» **WRITTEN PROBLEM**: Count every line of these entries that holds the word "ylabel", and reply with the number only.
● ● ● ● ● ● ●
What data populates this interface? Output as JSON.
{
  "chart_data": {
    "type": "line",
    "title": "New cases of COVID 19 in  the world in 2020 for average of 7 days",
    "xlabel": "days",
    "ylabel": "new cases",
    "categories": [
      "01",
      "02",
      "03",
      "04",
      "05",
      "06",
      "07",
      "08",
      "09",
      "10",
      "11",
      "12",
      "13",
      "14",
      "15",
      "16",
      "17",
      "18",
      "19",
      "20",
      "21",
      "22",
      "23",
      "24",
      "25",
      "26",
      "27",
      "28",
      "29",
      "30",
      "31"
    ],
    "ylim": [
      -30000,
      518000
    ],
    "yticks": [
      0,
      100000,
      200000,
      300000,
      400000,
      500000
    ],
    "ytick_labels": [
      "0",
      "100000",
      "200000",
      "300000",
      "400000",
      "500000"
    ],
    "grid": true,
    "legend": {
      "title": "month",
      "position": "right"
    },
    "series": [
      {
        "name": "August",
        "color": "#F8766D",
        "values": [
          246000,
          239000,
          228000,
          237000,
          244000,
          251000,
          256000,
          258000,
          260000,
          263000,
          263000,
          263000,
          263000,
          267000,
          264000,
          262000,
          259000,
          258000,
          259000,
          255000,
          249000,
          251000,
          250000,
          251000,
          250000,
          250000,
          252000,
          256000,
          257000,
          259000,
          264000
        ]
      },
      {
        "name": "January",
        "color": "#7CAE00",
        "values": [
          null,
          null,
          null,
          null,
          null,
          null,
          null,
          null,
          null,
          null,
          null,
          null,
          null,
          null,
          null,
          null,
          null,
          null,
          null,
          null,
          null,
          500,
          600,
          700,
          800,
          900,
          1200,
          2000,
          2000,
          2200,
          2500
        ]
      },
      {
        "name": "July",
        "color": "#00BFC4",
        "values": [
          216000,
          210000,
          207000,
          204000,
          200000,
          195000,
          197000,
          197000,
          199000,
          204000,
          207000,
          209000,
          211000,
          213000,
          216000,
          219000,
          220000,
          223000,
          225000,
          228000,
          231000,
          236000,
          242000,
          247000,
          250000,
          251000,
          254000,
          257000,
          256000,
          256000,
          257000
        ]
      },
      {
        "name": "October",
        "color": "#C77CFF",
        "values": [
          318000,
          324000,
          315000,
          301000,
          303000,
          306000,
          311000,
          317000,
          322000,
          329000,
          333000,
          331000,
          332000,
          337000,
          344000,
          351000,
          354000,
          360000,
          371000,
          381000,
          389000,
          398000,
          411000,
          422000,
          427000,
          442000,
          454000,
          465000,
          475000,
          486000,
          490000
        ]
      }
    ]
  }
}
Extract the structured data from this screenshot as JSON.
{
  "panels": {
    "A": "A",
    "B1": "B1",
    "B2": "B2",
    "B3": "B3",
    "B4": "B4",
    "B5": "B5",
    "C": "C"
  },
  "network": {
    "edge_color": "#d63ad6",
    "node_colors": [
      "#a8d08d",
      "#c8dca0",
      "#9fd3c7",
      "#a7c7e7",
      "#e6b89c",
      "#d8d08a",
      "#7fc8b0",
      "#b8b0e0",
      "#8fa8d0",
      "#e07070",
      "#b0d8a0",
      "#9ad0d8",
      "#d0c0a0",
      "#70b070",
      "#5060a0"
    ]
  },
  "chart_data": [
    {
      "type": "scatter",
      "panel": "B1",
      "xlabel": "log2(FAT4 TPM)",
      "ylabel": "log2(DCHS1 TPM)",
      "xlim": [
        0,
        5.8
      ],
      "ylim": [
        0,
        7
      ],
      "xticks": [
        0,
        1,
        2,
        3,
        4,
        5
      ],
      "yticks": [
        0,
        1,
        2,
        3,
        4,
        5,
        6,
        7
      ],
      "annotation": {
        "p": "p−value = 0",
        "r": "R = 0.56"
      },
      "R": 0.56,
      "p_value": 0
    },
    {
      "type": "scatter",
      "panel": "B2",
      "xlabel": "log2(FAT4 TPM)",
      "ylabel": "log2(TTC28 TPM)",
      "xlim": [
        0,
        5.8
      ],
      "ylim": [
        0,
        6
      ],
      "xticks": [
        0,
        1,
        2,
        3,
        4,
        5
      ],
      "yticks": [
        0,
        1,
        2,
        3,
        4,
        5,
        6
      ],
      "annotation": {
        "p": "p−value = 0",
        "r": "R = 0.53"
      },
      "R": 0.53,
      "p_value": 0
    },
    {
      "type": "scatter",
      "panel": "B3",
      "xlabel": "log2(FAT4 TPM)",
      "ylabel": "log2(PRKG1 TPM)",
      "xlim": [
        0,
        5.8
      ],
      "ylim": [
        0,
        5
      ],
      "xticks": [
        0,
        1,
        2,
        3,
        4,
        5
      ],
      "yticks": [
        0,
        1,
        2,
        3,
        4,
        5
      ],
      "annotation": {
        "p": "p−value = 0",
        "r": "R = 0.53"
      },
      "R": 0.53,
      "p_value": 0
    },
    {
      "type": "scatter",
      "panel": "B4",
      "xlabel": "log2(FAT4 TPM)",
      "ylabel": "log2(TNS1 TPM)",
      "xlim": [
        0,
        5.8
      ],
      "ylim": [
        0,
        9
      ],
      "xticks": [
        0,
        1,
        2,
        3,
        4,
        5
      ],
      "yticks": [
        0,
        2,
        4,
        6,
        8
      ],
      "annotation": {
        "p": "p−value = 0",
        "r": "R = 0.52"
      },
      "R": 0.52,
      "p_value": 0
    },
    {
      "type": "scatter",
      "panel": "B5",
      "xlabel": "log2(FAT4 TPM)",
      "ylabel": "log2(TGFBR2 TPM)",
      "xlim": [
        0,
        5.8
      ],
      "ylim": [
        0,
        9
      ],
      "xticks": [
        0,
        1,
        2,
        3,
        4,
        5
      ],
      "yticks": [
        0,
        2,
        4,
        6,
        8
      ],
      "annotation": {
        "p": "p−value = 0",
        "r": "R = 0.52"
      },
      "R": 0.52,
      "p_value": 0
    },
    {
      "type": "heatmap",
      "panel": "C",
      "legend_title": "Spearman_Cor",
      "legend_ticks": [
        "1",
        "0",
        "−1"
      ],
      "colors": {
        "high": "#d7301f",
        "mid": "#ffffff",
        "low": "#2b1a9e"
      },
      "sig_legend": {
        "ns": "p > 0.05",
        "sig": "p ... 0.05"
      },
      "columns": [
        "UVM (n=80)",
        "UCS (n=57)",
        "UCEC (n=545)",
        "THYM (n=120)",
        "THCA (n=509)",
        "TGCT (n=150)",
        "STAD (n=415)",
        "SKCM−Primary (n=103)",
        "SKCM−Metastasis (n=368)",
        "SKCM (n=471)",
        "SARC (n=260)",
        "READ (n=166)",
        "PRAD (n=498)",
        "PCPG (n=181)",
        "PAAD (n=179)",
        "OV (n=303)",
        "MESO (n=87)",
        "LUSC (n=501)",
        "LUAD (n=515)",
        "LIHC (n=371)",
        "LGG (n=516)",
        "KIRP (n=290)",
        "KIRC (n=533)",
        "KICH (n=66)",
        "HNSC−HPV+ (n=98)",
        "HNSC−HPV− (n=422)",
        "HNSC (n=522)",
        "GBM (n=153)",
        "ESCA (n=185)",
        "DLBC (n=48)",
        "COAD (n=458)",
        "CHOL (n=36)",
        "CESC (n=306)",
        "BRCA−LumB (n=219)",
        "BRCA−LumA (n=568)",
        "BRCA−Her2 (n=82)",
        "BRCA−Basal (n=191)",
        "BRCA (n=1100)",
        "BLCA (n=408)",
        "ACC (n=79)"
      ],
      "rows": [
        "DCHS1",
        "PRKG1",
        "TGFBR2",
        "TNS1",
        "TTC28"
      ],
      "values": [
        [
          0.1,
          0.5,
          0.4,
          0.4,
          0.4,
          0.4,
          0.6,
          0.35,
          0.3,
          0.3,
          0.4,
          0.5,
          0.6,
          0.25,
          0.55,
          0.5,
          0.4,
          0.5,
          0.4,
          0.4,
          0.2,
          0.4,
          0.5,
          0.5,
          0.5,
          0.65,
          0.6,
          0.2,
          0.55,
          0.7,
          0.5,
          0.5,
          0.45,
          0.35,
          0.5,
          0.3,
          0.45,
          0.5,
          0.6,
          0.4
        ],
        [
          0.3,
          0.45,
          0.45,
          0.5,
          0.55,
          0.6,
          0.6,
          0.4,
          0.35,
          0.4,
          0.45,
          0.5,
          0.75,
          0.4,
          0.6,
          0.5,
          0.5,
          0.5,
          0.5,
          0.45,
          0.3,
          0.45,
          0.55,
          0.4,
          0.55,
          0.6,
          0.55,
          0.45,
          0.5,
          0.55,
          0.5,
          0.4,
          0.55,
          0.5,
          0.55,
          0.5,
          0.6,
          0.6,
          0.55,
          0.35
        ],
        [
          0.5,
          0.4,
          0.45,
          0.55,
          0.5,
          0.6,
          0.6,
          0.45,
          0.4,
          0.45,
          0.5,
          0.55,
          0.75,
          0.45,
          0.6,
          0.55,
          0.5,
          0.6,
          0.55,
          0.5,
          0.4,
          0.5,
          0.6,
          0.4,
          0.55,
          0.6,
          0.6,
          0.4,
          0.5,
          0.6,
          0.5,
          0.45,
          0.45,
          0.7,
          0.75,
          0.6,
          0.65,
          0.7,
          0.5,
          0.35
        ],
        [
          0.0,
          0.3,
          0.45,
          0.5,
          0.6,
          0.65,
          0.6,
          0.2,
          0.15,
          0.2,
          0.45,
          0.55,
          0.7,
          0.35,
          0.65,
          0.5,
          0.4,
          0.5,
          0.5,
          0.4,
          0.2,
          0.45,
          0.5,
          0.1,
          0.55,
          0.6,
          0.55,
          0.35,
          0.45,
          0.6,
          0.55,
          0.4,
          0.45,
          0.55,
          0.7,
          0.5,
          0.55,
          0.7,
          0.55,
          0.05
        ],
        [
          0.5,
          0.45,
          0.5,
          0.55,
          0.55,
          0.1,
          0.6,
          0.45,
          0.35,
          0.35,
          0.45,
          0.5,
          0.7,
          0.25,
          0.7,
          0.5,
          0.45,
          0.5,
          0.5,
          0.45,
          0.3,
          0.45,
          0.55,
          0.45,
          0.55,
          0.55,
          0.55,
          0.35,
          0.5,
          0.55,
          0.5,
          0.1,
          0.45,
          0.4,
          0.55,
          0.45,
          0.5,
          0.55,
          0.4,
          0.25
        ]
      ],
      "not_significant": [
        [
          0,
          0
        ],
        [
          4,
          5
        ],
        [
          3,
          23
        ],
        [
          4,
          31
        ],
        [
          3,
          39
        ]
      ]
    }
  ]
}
● ● ● ● ● ● ●
» **FINISHED EXERCISE**: 6